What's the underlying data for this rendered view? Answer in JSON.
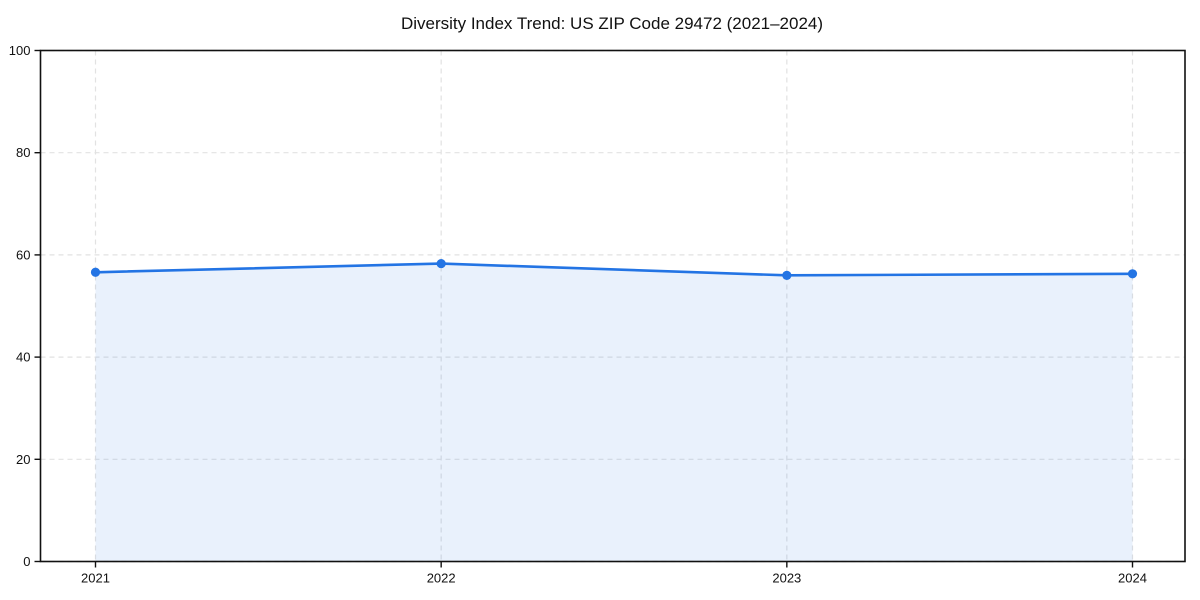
{
  "chart_data": {
    "type": "area",
    "title": "Diversity Index Trend: US ZIP Code 29472 (2021–2024)",
    "categories": [
      "2021",
      "2022",
      "2023",
      "2024"
    ],
    "series": [
      {
        "name": "Diversity Index",
        "values": [
          56.6,
          58.3,
          56.0,
          56.3
        ]
      }
    ],
    "xlabel": "",
    "ylabel": "",
    "ylim": [
      0,
      100
    ],
    "yticks": [
      0,
      20,
      40,
      60,
      80,
      100
    ],
    "grid": "dashed horizontal and vertical gridlines",
    "legend_position": "none",
    "colors": {
      "line": "#2374e4",
      "marker": "#2374e4",
      "area_fill": "#2374e4",
      "area_opacity": 0.1,
      "grid": "#e2e2e2",
      "axis": "#111111",
      "text": "#111111",
      "background": "#ffffff"
    }
  }
}
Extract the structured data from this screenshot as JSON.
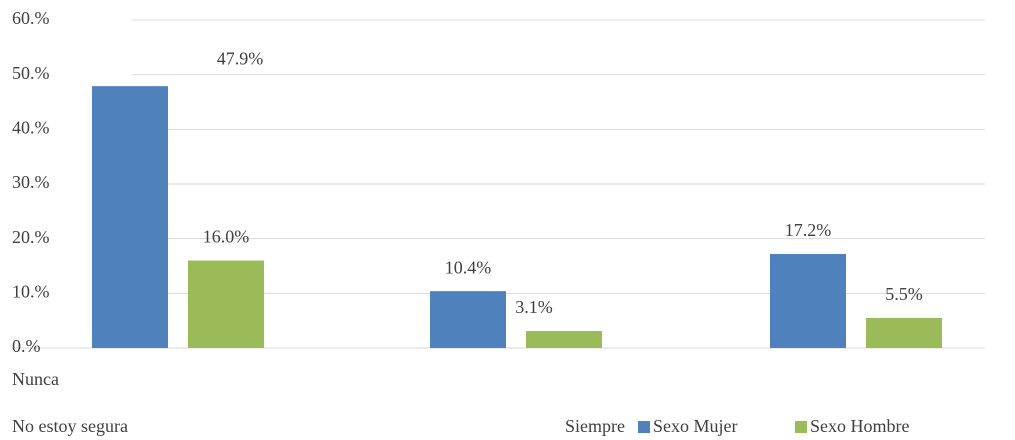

▶ _Exercise prompt_: All of the lines above should be printed exactly, minus the pictures.

▶ _Right answer_:
What's the underlying data for this rendered view? Answer in JSON.
{
  "chart_data": {
    "type": "area",
    "title": "Diversity Index Trend: US ZIP Code 29472 (2021–2024)",
    "categories": [
      "2021",
      "2022",
      "2023",
      "2024"
    ],
    "series": [
      {
        "name": "Diversity Index",
        "values": [
          56.6,
          58.3,
          56.0,
          56.3
        ]
      }
    ],
    "xlabel": "",
    "ylabel": "",
    "ylim": [
      0,
      100
    ],
    "yticks": [
      0,
      20,
      40,
      60,
      80,
      100
    ],
    "grid": "dashed horizontal and vertical gridlines",
    "legend_position": "none",
    "colors": {
      "line": "#2374e4",
      "marker": "#2374e4",
      "area_fill": "#2374e4",
      "area_opacity": 0.1,
      "grid": "#e2e2e2",
      "axis": "#111111",
      "text": "#111111",
      "background": "#ffffff"
    }
  }
}
Extract the structured data from this screenshot as JSON.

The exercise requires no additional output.